* Given instruction: Print all of the lines exactly. Any picture among them stays out.

* Available data:

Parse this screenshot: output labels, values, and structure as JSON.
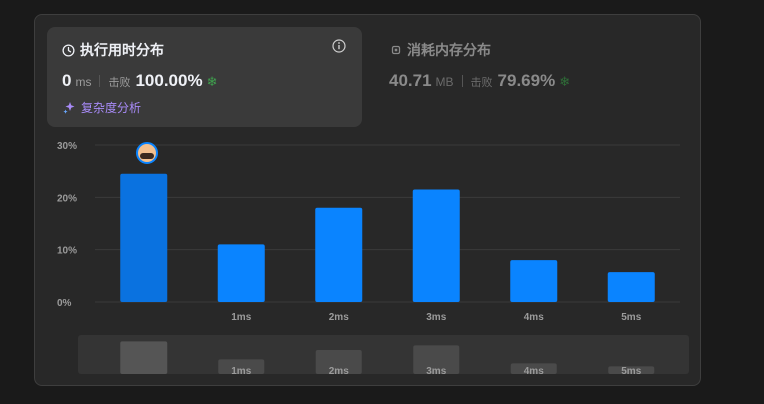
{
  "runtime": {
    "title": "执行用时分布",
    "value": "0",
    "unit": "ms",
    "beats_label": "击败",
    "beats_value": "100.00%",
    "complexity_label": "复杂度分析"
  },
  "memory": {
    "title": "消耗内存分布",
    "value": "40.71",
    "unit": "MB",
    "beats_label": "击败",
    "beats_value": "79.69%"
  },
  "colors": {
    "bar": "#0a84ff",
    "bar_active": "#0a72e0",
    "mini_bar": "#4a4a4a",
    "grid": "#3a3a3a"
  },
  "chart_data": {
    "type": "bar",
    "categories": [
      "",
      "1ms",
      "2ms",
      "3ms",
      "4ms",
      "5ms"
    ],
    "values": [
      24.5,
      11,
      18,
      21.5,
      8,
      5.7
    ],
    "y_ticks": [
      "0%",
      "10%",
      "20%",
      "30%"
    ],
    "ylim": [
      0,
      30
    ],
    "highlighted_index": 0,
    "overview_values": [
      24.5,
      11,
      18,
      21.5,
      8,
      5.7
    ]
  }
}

* The reply:
Parse this screenshot: output labels, values, and structure as JSON.
{
  "runtime": {
    "title": "执行用时分布",
    "value": "0",
    "unit": "ms",
    "beats_label": "击败",
    "beats_value": "100.00%",
    "complexity_label": "复杂度分析"
  },
  "memory": {
    "title": "消耗内存分布",
    "value": "40.71",
    "unit": "MB",
    "beats_label": "击败",
    "beats_value": "79.69%"
  },
  "colors": {
    "bar": "#0a84ff",
    "bar_active": "#0a72e0",
    "mini_bar": "#4a4a4a",
    "grid": "#3a3a3a"
  },
  "chart_data": {
    "type": "bar",
    "categories": [
      "",
      "1ms",
      "2ms",
      "3ms",
      "4ms",
      "5ms"
    ],
    "values": [
      24.5,
      11,
      18,
      21.5,
      8,
      5.7
    ],
    "y_ticks": [
      "0%",
      "10%",
      "20%",
      "30%"
    ],
    "ylim": [
      0,
      30
    ],
    "highlighted_index": 0,
    "overview_values": [
      24.5,
      11,
      18,
      21.5,
      8,
      5.7
    ]
  }
}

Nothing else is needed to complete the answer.